= Task directions =
Show every line in the entries below where the word "temperature" appears.

= Records =
————

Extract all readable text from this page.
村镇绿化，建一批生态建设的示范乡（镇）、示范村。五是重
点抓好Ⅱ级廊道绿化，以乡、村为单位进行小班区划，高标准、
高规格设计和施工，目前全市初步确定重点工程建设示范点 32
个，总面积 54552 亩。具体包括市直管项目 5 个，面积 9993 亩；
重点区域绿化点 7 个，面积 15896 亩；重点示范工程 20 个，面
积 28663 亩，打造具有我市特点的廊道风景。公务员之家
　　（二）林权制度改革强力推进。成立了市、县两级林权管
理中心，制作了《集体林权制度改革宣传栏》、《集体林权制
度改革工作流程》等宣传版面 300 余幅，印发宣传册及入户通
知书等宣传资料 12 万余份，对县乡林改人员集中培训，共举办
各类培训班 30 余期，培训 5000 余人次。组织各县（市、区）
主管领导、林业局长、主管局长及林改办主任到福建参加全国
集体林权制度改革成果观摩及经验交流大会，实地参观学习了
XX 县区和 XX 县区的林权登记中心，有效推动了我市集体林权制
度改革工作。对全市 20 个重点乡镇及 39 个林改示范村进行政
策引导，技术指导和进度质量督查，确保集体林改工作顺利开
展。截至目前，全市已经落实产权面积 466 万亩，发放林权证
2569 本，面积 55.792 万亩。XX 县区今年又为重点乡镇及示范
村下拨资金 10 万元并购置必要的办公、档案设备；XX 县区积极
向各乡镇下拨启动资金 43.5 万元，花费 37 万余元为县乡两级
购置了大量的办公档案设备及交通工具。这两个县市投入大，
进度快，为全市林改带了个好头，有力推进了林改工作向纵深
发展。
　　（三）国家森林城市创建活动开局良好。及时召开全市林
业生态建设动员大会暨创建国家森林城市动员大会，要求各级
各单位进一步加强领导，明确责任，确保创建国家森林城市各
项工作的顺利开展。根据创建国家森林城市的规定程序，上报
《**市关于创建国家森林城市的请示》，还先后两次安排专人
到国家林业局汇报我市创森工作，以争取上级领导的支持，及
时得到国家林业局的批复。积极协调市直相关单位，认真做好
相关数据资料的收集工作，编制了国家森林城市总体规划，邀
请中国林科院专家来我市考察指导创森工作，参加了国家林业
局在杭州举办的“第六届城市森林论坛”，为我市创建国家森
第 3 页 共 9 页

————

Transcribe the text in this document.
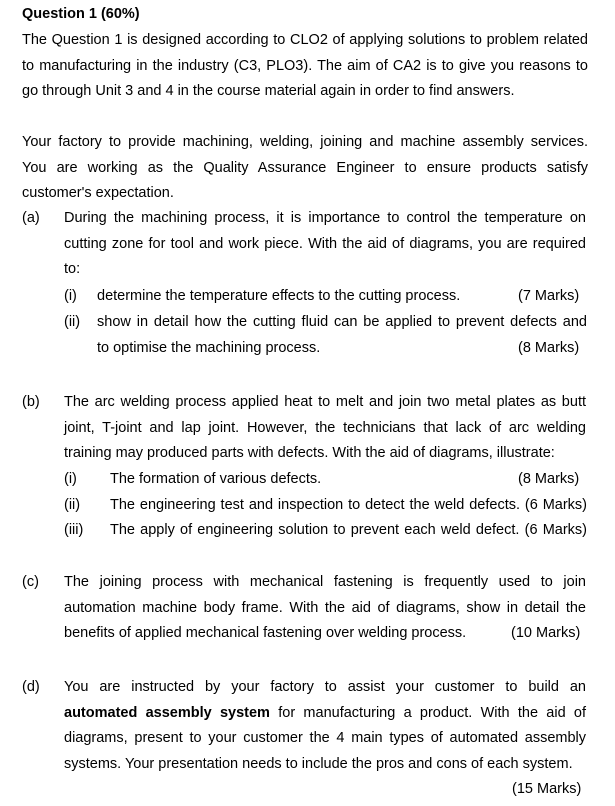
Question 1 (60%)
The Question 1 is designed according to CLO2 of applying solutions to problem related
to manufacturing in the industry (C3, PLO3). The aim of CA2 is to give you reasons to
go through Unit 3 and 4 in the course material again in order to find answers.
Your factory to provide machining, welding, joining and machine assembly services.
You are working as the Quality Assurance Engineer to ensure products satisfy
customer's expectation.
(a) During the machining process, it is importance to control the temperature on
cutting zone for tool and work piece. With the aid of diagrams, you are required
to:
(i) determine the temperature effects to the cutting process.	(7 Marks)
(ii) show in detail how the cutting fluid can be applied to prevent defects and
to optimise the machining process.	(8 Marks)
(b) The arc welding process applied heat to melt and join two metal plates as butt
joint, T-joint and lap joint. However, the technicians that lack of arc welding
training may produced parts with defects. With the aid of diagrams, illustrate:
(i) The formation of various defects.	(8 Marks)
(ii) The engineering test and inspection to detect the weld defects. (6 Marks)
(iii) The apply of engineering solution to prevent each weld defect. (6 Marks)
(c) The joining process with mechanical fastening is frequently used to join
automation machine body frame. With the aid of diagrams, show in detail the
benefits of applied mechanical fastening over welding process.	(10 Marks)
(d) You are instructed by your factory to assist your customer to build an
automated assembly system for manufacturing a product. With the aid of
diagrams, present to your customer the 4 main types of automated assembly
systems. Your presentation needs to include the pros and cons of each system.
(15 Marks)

————

= Result for this task =
(a) During the machining process, it is importance to control the temperature on
(i) determine the temperature effects to the cutting process.	(7 Marks)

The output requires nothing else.